Collected data entries

☆ ☆ ☆ ☆ ☆ ☆ ☆

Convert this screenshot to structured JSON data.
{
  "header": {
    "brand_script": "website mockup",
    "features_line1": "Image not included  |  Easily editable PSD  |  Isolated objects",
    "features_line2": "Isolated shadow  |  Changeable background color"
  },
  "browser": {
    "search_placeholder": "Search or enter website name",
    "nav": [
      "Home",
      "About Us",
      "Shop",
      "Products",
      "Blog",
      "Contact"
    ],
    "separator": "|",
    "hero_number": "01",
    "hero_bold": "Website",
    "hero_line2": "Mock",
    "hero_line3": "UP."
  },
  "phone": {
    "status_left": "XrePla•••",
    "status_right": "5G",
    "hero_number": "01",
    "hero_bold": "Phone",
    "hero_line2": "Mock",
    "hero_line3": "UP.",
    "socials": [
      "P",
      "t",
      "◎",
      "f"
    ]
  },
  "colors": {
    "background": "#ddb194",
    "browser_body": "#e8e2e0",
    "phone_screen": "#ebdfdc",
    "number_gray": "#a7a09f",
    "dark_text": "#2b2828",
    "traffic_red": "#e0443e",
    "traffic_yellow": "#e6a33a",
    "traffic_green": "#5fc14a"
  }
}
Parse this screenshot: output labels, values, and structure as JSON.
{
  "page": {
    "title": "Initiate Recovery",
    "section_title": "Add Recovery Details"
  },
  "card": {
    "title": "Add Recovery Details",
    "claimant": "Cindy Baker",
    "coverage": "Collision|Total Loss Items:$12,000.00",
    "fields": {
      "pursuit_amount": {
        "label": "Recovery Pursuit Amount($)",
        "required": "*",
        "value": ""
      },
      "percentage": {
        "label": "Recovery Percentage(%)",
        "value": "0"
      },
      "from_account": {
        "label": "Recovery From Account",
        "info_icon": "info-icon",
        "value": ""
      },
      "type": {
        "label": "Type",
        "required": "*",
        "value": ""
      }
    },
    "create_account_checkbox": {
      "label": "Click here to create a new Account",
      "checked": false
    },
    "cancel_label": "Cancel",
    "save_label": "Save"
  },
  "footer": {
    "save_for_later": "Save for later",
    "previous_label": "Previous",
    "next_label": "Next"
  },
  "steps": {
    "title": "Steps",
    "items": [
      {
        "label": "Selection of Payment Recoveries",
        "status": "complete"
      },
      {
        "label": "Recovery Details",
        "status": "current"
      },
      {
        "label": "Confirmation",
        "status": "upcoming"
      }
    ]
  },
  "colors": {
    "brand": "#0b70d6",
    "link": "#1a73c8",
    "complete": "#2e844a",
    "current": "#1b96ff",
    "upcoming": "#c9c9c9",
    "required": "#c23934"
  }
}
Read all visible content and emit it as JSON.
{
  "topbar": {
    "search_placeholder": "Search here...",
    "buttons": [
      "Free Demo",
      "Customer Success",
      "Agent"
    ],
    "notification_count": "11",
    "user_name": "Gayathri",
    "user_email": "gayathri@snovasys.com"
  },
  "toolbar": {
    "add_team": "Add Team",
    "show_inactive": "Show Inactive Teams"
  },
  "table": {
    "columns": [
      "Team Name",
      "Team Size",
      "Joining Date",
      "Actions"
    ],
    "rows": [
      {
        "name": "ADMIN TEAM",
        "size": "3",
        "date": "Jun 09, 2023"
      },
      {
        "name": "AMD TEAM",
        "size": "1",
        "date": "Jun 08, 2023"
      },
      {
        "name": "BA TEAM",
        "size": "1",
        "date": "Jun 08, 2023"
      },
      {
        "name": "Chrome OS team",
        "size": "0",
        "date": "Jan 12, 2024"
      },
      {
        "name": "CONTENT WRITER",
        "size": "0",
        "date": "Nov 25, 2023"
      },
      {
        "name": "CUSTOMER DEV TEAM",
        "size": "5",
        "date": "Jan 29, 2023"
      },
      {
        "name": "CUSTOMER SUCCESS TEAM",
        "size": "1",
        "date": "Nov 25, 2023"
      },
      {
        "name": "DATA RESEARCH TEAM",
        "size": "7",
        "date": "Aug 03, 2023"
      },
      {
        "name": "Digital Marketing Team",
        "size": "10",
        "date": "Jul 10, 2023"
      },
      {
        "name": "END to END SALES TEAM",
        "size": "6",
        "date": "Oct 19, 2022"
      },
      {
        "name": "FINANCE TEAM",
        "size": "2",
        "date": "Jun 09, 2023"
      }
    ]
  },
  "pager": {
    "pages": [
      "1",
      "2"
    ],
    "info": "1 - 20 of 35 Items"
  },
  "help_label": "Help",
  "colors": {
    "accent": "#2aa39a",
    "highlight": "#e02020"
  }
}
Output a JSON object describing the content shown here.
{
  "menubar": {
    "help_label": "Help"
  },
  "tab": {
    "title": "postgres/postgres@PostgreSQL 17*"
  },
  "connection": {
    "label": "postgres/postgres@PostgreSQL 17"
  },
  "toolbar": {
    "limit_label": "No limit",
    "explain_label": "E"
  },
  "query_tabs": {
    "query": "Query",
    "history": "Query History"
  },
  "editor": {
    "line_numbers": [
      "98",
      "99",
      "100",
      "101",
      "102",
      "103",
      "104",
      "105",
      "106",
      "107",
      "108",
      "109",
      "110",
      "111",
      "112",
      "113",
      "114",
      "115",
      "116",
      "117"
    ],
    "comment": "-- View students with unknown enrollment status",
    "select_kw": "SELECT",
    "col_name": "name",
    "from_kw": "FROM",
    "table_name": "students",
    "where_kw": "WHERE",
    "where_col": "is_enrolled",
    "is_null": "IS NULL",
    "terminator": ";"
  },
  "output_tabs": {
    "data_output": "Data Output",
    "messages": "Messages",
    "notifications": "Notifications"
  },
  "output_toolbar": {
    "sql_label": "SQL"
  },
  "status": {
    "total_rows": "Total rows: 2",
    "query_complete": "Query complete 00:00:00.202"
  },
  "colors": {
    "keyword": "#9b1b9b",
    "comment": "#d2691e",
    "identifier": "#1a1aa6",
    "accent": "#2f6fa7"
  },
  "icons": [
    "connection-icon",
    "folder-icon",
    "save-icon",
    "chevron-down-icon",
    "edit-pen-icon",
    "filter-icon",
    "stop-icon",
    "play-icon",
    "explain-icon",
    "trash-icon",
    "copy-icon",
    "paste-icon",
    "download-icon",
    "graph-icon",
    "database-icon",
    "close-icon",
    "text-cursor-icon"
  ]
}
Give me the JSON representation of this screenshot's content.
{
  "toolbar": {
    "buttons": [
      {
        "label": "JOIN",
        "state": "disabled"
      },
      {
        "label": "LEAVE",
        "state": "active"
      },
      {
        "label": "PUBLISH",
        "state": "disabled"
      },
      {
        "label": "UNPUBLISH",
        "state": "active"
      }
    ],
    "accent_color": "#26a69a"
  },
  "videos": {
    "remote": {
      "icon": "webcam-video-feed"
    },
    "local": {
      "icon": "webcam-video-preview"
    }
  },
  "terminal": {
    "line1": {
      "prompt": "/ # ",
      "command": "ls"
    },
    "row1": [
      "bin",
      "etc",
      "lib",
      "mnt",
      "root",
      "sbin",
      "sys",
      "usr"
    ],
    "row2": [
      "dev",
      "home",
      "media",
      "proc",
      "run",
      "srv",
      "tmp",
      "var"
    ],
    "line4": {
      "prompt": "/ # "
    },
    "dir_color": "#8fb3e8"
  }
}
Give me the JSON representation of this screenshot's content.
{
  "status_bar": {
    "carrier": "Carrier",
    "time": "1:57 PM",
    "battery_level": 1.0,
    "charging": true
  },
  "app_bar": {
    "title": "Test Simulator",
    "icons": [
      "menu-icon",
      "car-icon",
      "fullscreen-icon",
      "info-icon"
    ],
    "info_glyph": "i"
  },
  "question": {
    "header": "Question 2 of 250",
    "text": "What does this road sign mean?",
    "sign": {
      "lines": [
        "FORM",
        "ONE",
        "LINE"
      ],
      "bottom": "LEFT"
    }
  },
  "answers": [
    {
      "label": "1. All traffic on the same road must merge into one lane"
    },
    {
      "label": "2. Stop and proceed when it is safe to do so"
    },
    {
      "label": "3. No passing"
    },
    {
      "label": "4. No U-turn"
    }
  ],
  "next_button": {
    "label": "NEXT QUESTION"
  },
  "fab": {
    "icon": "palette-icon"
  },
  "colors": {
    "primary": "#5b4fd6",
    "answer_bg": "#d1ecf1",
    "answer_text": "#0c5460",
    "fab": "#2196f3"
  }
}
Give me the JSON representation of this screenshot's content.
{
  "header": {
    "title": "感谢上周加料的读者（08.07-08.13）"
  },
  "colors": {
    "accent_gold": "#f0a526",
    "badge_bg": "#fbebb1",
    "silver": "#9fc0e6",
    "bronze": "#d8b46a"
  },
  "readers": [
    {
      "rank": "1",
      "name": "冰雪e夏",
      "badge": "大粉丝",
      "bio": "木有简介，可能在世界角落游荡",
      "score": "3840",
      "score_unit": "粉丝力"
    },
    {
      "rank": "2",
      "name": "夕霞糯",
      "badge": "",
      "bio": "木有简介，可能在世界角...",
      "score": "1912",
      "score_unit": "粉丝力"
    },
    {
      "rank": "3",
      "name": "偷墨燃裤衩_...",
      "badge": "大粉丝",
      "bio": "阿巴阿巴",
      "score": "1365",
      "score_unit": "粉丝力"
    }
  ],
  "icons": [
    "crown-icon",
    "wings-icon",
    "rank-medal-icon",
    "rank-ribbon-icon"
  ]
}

☆ ☆ ☆ ☆ ☆ ☆ ☆

Given task:
Show all lines in the entries above where the string "students" appears.

Solution to this problem:
    "comment": "-- View students with unknown enrollment status",
    "table_name": "students",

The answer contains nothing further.